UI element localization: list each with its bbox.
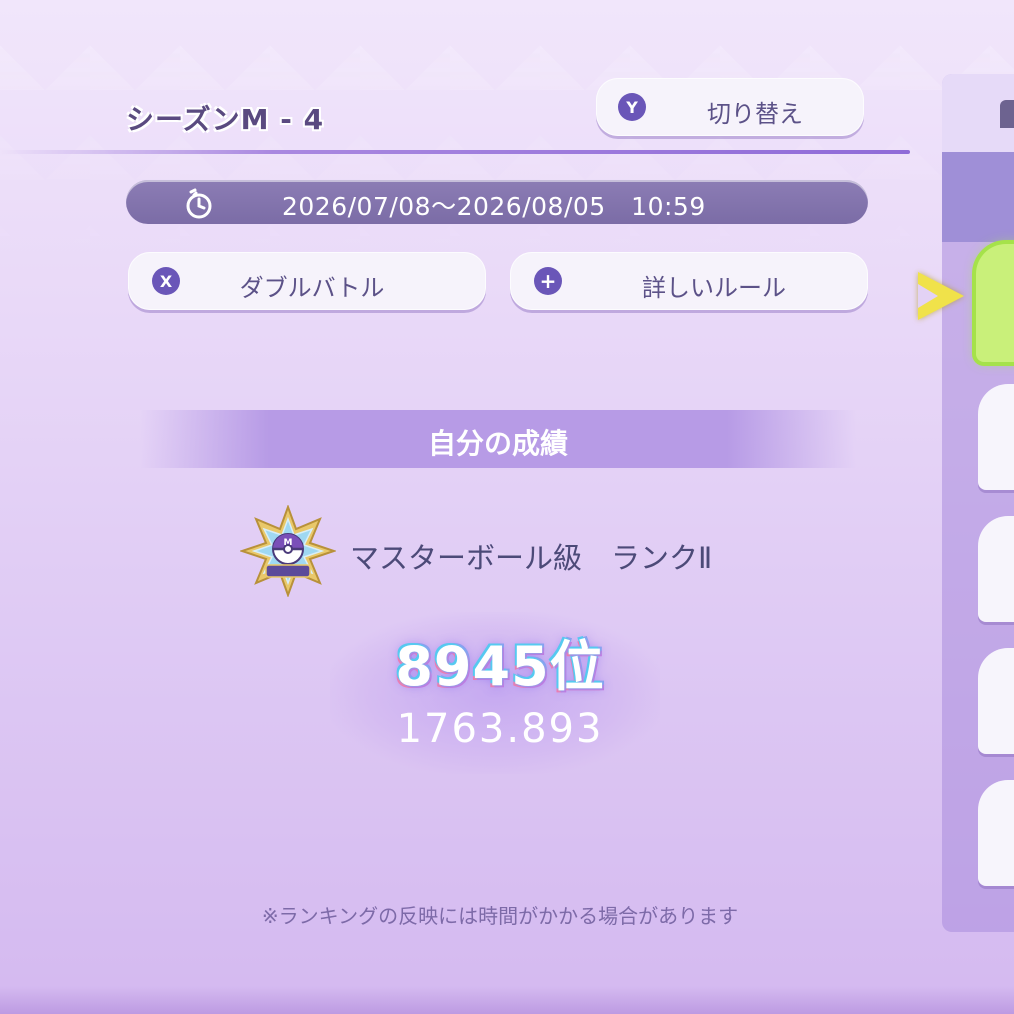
season-slot[interactable] (978, 384, 1014, 490)
selection-cursor-notch (918, 284, 938, 308)
svg-text:M: M (284, 538, 293, 548)
season-slot[interactable] (978, 516, 1014, 622)
season-period-bar: 2026/07/08〜2026/08/05 10:59 (126, 180, 868, 224)
switch-button-label: 切り替え (707, 100, 803, 128)
ranking-placement: 8945位 (395, 635, 605, 698)
rating-value: 1763.893 (396, 706, 604, 752)
season-list-tab-icon (1000, 100, 1014, 128)
season-period-text: 2026/07/08〜2026/08/05 10:59 (282, 192, 706, 221)
season-title: シーズンM - 4 (126, 103, 325, 136)
detailed-rules-label: 詳しいルール (642, 274, 786, 302)
ranking-delay-note: ※ランキングの反映には時間がかかる場合があります (261, 904, 739, 928)
battle-format-label: ダブルバトル (239, 274, 385, 302)
title-divider (0, 150, 910, 154)
results-section-header: 自分の成績 (140, 410, 856, 468)
rank-row: M マスターボール級 ランクⅡ (238, 504, 800, 598)
switch-button[interactable]: Y 切り替え (596, 78, 864, 136)
season-slot-selected[interactable] (976, 244, 1014, 362)
stopwatch-icon (182, 186, 216, 224)
rank-label: マスターボール級 ランクⅡ (350, 541, 713, 575)
season-slot[interactable] (978, 648, 1014, 754)
master-ball-rank-emblem-icon: M (238, 504, 338, 601)
battle-format-button[interactable]: X ダブルバトル (128, 252, 486, 310)
season-list-highlight-band (942, 152, 1014, 242)
results-section-title: 自分の成績 (427, 427, 568, 460)
season-slot[interactable] (978, 780, 1014, 886)
bottom-band (0, 986, 1014, 1014)
detailed-rules-button[interactable]: + 詳しいルール (510, 252, 868, 310)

----------

• What you need to do: Rewrite the records from the line with "season-slot[interactable] (978, 384, 1014, 490)" up to and including the line with "season-list-tab-icon (1000, 100, 1014, 128)", substituting "rating-score" for "rating-value" and leaving everything else unchanged.

• Task result:
season-slot[interactable] (978, 384, 1014, 490)
selection-cursor-notch (918, 284, 938, 308)
svg-text:M: M (284, 538, 293, 548)
season-slot[interactable] (978, 516, 1014, 622)
season-period-bar: 2026/07/08〜2026/08/05 10:59 (126, 180, 868, 224)
switch-button-label: 切り替え (707, 100, 803, 128)
ranking-placement: 8945位 (395, 635, 605, 698)
rating-score: 1763.893 (396, 706, 604, 752)
season-list-tab-icon (1000, 100, 1014, 128)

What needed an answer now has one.